%%

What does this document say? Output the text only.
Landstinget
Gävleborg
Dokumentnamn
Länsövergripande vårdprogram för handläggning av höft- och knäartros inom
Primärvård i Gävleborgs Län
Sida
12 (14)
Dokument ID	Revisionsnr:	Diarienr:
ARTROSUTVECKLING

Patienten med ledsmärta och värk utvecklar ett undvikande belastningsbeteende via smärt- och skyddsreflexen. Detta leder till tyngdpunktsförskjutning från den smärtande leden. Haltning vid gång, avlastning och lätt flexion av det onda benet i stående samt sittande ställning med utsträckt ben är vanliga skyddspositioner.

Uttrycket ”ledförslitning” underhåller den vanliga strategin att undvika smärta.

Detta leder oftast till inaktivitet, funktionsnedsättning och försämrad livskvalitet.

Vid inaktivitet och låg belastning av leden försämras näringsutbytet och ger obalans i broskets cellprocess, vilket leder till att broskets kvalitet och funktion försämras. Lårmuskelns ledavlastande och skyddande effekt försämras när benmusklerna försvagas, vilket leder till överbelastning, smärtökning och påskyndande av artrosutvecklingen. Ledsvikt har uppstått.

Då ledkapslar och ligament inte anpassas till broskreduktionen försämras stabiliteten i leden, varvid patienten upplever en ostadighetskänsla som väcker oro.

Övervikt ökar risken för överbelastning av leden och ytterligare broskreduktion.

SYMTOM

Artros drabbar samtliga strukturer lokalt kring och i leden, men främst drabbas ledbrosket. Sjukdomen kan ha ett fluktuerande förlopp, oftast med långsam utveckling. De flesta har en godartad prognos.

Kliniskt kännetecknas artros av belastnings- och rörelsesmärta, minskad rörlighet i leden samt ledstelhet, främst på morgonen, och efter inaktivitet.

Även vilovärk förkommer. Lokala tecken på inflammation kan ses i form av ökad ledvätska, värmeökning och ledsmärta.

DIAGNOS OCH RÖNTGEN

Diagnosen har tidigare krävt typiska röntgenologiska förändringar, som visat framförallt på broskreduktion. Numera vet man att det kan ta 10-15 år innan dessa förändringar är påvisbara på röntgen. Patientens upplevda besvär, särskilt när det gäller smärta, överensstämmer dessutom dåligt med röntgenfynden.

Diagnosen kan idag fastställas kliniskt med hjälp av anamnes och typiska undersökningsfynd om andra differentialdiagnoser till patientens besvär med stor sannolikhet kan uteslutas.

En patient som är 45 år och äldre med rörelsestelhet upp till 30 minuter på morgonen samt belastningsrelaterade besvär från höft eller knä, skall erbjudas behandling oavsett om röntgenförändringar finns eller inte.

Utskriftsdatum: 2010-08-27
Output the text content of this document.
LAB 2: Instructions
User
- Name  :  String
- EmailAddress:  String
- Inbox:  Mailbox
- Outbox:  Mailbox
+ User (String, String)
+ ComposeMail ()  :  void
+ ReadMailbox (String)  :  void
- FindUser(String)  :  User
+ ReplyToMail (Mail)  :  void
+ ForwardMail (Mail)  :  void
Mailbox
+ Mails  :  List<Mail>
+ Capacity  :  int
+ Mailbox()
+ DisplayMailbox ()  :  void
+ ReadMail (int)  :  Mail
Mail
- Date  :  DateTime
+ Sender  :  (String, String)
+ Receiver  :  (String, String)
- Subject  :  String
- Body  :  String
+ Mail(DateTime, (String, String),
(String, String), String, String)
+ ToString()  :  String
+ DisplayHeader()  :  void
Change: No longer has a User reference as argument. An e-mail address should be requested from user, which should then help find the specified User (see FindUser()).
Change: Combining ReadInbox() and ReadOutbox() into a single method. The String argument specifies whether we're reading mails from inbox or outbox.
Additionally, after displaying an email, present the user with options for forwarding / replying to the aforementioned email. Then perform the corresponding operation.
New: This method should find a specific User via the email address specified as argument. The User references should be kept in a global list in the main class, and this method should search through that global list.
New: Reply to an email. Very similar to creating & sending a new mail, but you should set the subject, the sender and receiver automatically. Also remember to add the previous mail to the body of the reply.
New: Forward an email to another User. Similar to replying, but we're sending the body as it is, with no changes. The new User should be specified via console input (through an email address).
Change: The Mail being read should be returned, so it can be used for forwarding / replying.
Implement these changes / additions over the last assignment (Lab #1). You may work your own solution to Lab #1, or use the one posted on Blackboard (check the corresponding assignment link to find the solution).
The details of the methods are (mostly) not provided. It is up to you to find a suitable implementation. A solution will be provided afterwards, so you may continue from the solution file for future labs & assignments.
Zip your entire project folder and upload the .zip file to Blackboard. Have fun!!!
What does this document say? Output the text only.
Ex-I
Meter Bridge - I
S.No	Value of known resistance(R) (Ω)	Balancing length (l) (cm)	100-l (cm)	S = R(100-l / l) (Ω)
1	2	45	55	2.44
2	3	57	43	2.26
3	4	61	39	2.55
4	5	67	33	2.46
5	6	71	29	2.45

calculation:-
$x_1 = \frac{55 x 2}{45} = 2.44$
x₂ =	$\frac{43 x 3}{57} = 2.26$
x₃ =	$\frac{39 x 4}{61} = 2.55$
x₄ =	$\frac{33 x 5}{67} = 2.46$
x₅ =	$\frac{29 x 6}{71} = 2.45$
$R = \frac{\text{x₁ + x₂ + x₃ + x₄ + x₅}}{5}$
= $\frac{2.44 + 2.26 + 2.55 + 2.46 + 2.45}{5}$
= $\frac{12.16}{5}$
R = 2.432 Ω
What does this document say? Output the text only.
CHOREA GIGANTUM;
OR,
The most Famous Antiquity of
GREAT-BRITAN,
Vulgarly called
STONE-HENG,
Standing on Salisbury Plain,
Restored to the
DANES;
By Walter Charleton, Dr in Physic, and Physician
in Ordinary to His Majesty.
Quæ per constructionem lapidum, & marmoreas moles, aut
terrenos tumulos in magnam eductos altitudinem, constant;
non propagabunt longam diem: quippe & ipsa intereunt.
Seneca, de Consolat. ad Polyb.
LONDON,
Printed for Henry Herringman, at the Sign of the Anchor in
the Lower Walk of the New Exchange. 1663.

%%

= REQUIREMENT =
Copy the data above exactly. Every line must be included.

= FULL SOLUTION =
What does this document say? Output the text only.
Landstinget
Gävleborg
Dokumentnamn
Länsövergripande vårdprogram för handläggning av höft- och knäartros inom
Primärvård i Gävleborgs Län
Sida
12 (14)
Dokument ID	Revisionsnr:	Diarienr:
ARTROSUTVECKLING

Patienten med ledsmärta och värk utvecklar ett undvikande belastningsbeteende via smärt- och skyddsreflexen. Detta leder till tyngdpunktsförskjutning från den smärtande leden. Haltning vid gång, avlastning och lätt flexion av det onda benet i stående samt sittande ställning med utsträckt ben är vanliga skyddspositioner.

Uttrycket ”ledförslitning” underhåller den vanliga strategin att undvika smärta.

Detta leder oftast till inaktivitet, funktionsnedsättning och försämrad livskvalitet.

Vid inaktivitet och låg belastning av leden försämras näringsutbytet och ger obalans i broskets cellprocess, vilket leder till att broskets kvalitet och funktion försämras. Lårmuskelns ledavlastande och skyddande effekt försämras när benmusklerna försvagas, vilket leder till överbelastning, smärtökning och påskyndande av artrosutvecklingen. Ledsvikt har uppstått.

Då ledkapslar och ligament inte anpassas till broskreduktionen försämras stabiliteten i leden, varvid patienten upplever en ostadighetskänsla som väcker oro.

Övervikt ökar risken för överbelastning av leden och ytterligare broskreduktion.

SYMTOM

Artros drabbar samtliga strukturer lokalt kring och i leden, men främst drabbas ledbrosket. Sjukdomen kan ha ett fluktuerande förlopp, oftast med långsam utveckling. De flesta har en godartad prognos.

Kliniskt kännetecknas artros av belastnings- och rörelsesmärta, minskad rörlighet i leden samt ledstelhet, främst på morgonen, och efter inaktivitet.

Även vilovärk förkommer. Lokala tecken på inflammation kan ses i form av ökad ledvätska, värmeökning och ledsmärta.

DIAGNOS OCH RÖNTGEN

Diagnosen har tidigare krävt typiska röntgenologiska förändringar, som visat framförallt på broskreduktion. Numera vet man att det kan ta 10-15 år innan dessa förändringar är påvisbara på röntgen. Patientens upplevda besvär, särskilt när det gäller smärta, överensstämmer dessutom dåligt med röntgenfynden.

Diagnosen kan idag fastställas kliniskt med hjälp av anamnes och typiska undersökningsfynd om andra differentialdiagnoser till patientens besvär med stor sannolikhet kan uteslutas.

En patient som är 45 år och äldre med rörelsestelhet upp till 30 minuter på morgonen samt belastningsrelaterade besvär från höft eller knä, skall erbjudas behandling oavsett om röntgenförändringar finns eller inte.

Utskriftsdatum: 2010-08-27
Output the text content of this document.
LAB 2: Instructions
User
- Name  :  String
- EmailAddress:  String
- Inbox:  Mailbox
- Outbox:  Mailbox
+ User (String, String)
+ ComposeMail ()  :  void
+ ReadMailbox (String)  :  void
- FindUser(String)  :  User
+ ReplyToMail (Mail)  :  void
+ ForwardMail (Mail)  :  void
Mailbox
+ Mails  :  List<Mail>
+ Capacity  :  int
+ Mailbox()
+ DisplayMailbox ()  :  void
+ ReadMail (int)  :  Mail
Mail
- Date  :  DateTime
+ Sender  :  (String, String)
+ Receiver  :  (String, String)
- Subject  :  String
- Body  :  String
+ Mail(DateTime, (String, String),
(String, String), String, String)
+ ToString()  :  String
+ DisplayHeader()  :  void
Change: No longer has a User reference as argument. An e-mail address should be requested from user, which should then help find the specified User (see FindUser()).
Change: Combining ReadInbox() and ReadOutbox() into a single method. The String argument specifies whether we're reading mails from inbox or outbox.
Additionally, after displaying an email, present the user with options for forwarding / replying to the aforementioned email. Then perform the corresponding operation.
New: This method should find a specific User via the email address specified as argument. The User references should be kept in a global list in the main class, and this method should search through that global list.
New: Reply to an email. Very similar to creating & sending a new mail, but you should set the subject, the sender and receiver automatically. Also remember to add the previous mail to the body of the reply.
New: Forward an email to another User. Similar to replying, but we're sending the body as it is, with no changes. The new User should be specified via console input (through an email address).
Change: The Mail being read should be returned, so it can be used for forwarding / replying.
Implement these changes / additions over the last assignment (Lab #1). You may work your own solution to Lab #1, or use the one posted on Blackboard (check the corresponding assignment link to find the solution).
The details of the methods are (mostly) not provided. It is up to you to find a suitable implementation. A solution will be provided afterwards, so you may continue from the solution file for future labs & assignments.
Zip your entire project folder and upload the .zip file to Blackboard. Have fun!!!
What does this document say? Output the text only.
Ex-I
Meter Bridge - I
S.No	Value of known resistance(R) (Ω)	Balancing length (l) (cm)	100-l (cm)	S = R(100-l / l) (Ω)
1	2	45	55	2.44
2	3	57	43	2.26
3	4	61	39	2.55
4	5	67	33	2.46
5	6	71	29	2.45

calculation:-
$x_1 = \frac{55 x 2}{45} = 2.44$
x₂ =	$\frac{43 x 3}{57} = 2.26$
x₃ =	$\frac{39 x 4}{61} = 2.55$
x₄ =	$\frac{33 x 5}{67} = 2.46$
x₅ =	$\frac{29 x 6}{71} = 2.45$
$R = \frac{\text{x₁ + x₂ + x₃ + x₄ + x₅}}{5}$
= $\frac{2.44 + 2.26 + 2.55 + 2.46 + 2.45}{5}$
= $\frac{12.16}{5}$
R = 2.432 Ω
What does this document say? Output the text only.
CHOREA GIGANTUM;
OR,
The most Famous Antiquity of
GREAT-BRITAN,
Vulgarly called
STONE-HENG,
Standing on Salisbury Plain,
Restored to the
DANES;
By Walter Charleton, Dr in Physic, and Physician
in Ordinary to His Majesty.
Quæ per constructionem lapidum, & marmoreas moles, aut
terrenos tumulos in magnam eductos altitudinem, constant;
non propagabunt longam diem: quippe & ipsa intereunt.
Seneca, de Consolat. ad Polyb.
LONDON,
Printed for Henry Herringman, at the Sign of the Anchor in
the Lower Walk of the New Exchange. 1663.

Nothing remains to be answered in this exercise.